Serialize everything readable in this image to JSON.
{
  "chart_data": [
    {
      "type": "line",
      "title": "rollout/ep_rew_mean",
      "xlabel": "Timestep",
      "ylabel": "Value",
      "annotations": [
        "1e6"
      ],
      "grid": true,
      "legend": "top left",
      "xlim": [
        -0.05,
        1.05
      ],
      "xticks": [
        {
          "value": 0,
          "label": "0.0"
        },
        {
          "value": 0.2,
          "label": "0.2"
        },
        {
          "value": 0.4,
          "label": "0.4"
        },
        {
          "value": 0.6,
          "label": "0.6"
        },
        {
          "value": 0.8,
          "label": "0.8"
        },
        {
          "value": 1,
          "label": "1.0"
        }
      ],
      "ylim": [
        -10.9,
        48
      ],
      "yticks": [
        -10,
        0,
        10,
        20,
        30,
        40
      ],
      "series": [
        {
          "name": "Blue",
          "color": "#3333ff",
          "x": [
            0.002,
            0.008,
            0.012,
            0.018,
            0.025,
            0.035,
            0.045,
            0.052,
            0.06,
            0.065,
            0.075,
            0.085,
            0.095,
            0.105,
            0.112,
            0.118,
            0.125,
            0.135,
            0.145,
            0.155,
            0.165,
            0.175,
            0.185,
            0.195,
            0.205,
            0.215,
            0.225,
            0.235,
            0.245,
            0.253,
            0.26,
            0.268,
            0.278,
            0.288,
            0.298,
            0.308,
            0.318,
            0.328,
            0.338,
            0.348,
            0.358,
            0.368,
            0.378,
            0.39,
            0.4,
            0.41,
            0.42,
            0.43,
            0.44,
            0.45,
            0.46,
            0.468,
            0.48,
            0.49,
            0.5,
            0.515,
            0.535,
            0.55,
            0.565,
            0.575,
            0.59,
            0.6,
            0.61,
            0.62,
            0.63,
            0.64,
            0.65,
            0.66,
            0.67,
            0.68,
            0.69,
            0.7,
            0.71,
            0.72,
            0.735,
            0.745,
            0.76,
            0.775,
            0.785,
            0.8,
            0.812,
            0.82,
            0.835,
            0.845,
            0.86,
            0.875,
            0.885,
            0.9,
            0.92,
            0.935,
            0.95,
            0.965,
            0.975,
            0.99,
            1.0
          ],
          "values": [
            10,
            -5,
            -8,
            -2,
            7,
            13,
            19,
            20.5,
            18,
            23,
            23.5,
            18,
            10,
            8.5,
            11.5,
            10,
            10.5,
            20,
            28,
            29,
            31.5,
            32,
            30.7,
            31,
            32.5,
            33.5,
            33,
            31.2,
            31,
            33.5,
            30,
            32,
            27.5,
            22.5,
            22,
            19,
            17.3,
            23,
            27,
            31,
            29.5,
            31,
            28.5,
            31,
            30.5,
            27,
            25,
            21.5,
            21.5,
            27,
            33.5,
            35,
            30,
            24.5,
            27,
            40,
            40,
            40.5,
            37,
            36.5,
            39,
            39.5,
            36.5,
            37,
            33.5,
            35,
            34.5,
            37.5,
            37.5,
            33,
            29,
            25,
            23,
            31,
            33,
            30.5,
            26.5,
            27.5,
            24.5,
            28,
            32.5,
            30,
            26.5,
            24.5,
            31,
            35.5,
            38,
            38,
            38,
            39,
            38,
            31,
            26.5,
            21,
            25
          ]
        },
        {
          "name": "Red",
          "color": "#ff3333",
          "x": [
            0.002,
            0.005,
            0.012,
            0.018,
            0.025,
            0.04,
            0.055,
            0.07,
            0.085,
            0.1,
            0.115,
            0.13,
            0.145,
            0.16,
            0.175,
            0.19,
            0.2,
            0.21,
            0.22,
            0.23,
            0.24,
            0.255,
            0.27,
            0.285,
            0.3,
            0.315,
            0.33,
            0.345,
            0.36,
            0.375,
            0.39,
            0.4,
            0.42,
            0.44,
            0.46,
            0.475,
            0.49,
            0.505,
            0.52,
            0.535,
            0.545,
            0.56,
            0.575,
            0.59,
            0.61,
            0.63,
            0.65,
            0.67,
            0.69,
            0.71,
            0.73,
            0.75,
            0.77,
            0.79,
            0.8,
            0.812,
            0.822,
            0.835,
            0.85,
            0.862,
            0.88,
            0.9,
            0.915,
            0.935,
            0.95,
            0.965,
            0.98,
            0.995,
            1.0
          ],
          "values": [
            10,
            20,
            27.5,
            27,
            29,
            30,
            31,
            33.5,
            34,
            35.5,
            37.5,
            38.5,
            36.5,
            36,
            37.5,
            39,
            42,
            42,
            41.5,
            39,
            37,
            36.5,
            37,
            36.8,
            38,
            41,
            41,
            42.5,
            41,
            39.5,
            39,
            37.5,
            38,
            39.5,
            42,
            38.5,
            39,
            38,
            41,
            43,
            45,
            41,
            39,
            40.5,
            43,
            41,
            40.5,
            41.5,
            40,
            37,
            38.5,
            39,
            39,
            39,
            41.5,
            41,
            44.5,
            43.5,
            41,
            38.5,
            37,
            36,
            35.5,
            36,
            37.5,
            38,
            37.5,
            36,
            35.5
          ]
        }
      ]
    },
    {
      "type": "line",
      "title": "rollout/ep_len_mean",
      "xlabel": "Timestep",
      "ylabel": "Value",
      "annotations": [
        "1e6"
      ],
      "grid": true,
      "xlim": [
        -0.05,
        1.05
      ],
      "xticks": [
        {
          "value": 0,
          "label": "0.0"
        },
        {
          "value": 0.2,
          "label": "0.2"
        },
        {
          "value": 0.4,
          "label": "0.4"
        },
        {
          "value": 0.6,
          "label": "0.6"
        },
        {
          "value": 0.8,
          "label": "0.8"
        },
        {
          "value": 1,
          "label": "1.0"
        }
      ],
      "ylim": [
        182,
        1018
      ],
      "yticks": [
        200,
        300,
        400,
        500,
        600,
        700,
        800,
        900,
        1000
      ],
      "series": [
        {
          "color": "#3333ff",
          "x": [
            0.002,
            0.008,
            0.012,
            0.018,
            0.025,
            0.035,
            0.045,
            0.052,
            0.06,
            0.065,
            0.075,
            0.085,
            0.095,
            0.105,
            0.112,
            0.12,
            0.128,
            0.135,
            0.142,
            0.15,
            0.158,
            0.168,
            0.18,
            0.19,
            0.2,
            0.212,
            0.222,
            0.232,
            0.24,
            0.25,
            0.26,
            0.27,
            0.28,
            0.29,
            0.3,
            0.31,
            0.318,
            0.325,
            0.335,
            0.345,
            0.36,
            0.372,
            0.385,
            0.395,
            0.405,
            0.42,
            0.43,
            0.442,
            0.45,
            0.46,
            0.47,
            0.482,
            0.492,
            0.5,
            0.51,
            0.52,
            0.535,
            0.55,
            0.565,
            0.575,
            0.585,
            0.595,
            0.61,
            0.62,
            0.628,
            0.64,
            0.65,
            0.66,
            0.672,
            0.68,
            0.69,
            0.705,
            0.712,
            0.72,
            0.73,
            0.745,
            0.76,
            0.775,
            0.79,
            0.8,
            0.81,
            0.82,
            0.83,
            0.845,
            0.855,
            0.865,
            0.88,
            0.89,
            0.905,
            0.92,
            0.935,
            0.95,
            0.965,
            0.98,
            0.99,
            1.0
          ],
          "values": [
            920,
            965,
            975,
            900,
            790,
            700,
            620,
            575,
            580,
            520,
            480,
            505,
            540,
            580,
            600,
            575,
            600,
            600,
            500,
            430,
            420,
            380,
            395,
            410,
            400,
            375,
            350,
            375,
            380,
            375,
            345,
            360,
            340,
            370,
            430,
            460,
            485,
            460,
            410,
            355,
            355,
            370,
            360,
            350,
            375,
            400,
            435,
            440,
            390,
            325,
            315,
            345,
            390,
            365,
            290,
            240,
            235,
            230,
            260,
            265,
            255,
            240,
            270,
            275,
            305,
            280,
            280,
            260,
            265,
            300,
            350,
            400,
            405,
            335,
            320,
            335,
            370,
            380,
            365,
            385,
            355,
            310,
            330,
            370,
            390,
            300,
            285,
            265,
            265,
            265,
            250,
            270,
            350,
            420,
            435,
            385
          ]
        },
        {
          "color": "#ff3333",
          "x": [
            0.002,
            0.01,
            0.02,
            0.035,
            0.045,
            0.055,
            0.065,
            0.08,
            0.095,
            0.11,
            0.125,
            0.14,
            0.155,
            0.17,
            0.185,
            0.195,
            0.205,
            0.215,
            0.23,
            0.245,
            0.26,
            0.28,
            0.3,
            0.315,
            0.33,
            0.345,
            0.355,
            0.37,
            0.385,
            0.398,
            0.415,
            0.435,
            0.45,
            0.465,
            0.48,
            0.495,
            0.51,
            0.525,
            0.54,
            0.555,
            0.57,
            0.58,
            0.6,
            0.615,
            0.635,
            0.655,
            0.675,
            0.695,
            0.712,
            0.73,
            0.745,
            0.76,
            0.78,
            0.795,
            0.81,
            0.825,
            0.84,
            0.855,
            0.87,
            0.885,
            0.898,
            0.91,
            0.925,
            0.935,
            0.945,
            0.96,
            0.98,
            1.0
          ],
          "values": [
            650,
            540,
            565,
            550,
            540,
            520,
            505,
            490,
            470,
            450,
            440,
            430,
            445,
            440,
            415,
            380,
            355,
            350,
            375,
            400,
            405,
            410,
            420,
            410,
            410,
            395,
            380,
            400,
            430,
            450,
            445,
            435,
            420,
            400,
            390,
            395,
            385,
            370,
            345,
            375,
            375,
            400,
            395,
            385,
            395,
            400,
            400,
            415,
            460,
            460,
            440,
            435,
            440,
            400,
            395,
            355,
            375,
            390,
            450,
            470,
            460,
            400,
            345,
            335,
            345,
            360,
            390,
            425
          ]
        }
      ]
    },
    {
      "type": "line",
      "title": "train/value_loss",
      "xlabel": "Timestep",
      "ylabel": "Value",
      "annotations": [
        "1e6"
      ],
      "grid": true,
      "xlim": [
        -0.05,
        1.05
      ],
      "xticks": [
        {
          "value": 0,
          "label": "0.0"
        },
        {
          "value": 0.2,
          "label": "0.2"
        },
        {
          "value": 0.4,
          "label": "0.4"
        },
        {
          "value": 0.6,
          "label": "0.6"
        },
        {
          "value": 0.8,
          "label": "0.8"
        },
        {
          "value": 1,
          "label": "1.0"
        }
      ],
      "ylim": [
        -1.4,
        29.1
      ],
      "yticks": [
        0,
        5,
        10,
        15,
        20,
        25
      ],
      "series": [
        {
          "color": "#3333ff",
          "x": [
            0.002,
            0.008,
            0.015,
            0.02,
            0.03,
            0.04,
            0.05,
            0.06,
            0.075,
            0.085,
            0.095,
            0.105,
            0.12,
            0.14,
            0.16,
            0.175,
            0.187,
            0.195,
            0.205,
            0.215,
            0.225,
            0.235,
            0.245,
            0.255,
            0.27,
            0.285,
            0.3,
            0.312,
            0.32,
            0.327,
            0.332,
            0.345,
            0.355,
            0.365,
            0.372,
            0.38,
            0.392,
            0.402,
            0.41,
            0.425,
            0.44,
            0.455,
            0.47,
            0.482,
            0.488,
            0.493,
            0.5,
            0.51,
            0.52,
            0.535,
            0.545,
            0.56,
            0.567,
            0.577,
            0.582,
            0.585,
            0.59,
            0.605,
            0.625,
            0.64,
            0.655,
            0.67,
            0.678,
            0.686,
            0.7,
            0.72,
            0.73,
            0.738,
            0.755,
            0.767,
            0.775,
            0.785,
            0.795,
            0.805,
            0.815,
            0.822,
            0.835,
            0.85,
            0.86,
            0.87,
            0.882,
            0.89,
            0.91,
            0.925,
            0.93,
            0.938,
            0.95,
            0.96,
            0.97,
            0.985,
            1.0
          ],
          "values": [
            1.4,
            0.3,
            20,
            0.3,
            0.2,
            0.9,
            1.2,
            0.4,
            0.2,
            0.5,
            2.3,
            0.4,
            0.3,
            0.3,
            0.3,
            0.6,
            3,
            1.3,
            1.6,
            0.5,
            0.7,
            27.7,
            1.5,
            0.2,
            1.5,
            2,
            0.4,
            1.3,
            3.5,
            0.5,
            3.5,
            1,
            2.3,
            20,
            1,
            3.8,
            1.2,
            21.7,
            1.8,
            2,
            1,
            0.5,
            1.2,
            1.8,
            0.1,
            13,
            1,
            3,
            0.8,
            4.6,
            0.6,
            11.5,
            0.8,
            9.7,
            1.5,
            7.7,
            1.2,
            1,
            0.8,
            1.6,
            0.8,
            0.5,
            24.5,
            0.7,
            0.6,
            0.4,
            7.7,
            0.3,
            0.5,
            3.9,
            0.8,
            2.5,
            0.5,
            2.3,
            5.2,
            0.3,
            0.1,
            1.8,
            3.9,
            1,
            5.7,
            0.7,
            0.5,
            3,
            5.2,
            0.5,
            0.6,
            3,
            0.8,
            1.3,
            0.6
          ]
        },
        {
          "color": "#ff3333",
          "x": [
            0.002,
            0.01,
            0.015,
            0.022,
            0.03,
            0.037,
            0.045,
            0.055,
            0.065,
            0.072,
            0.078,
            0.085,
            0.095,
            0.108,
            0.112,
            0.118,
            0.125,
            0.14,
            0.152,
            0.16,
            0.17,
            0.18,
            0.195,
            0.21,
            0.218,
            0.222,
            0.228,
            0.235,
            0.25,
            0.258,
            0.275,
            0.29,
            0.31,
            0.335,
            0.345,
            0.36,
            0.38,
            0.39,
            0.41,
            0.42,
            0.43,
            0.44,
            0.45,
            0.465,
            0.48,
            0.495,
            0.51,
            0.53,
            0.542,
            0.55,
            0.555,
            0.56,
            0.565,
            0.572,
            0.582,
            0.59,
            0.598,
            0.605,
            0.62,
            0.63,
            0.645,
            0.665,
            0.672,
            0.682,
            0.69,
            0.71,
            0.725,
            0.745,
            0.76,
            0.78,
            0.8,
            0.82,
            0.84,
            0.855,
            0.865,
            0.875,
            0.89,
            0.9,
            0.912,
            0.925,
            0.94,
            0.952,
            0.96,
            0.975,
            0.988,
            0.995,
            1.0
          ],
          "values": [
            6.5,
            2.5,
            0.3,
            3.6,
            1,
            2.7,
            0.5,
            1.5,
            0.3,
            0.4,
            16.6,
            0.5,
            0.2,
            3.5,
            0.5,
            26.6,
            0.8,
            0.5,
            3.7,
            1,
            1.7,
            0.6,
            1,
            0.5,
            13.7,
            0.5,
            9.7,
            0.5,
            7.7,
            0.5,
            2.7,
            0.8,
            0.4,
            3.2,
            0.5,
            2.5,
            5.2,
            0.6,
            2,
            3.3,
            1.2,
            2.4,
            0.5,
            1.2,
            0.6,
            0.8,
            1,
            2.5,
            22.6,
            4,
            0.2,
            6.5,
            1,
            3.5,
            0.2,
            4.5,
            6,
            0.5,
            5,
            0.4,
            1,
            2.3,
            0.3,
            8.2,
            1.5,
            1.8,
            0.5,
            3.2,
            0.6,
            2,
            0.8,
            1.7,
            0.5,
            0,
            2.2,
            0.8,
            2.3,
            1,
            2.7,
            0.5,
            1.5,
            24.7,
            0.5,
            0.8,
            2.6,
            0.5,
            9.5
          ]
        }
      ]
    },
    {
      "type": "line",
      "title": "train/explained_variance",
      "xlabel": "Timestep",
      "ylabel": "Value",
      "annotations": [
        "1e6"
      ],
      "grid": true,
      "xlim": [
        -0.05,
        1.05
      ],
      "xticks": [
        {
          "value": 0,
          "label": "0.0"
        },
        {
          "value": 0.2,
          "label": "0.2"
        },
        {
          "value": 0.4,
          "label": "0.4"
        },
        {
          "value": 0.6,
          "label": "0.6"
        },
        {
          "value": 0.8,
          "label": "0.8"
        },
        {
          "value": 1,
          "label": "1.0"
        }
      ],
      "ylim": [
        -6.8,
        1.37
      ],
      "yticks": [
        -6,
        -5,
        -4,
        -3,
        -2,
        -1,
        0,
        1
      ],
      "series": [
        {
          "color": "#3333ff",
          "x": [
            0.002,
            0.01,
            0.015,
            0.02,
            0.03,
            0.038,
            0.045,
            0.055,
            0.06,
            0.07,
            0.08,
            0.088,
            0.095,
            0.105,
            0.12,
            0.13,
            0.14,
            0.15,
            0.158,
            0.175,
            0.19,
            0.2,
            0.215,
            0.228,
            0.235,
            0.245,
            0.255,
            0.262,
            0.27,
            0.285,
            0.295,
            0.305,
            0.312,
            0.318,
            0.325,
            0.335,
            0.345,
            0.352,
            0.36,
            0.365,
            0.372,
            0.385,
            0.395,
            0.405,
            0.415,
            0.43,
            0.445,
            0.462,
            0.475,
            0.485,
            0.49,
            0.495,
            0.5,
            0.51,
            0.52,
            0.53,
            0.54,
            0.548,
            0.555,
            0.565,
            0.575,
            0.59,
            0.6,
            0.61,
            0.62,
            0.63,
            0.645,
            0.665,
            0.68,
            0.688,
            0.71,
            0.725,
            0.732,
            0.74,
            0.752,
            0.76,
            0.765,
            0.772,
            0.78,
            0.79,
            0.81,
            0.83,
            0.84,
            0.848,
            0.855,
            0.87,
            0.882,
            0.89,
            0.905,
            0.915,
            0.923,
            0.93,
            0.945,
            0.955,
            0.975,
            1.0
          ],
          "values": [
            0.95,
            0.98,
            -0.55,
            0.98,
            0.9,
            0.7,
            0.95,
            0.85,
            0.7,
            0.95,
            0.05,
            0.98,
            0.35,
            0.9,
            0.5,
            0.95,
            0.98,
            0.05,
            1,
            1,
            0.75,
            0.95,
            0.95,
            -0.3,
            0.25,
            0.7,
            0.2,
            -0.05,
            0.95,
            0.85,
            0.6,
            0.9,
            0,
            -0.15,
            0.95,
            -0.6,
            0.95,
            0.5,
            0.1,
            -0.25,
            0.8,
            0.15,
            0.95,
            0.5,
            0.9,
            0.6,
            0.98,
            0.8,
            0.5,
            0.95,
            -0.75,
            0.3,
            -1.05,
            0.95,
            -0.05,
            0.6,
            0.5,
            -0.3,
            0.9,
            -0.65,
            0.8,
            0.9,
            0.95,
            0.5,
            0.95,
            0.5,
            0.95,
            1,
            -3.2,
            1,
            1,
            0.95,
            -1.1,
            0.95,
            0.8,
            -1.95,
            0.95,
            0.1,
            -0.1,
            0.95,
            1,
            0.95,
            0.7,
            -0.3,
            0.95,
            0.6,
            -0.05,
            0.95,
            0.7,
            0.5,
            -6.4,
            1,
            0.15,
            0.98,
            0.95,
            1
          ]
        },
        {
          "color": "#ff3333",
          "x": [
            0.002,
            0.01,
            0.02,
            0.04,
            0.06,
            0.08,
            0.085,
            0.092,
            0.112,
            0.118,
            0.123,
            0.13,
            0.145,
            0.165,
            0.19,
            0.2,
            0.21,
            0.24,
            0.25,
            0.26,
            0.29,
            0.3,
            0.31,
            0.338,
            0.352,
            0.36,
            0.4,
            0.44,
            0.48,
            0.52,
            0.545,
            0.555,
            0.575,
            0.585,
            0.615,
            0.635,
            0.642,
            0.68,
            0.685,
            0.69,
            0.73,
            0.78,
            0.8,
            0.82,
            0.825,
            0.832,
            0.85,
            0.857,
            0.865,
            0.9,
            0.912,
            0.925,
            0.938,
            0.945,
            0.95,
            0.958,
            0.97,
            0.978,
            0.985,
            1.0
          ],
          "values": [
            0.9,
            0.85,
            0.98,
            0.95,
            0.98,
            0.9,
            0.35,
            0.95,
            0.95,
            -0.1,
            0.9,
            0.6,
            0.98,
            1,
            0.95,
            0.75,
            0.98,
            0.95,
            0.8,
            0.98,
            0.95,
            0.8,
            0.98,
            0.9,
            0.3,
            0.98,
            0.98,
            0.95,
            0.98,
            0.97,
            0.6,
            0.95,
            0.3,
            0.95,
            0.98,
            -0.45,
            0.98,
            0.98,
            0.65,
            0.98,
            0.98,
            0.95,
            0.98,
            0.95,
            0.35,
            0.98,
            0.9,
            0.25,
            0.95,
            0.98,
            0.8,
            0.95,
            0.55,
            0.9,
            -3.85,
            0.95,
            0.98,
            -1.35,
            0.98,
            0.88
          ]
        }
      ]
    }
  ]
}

───

= Given exercise =
Extract each line holding the word "train" from the records.

= Solution for this exercise =
      "title": "train/value_loss",
      "title": "train/explained_variance",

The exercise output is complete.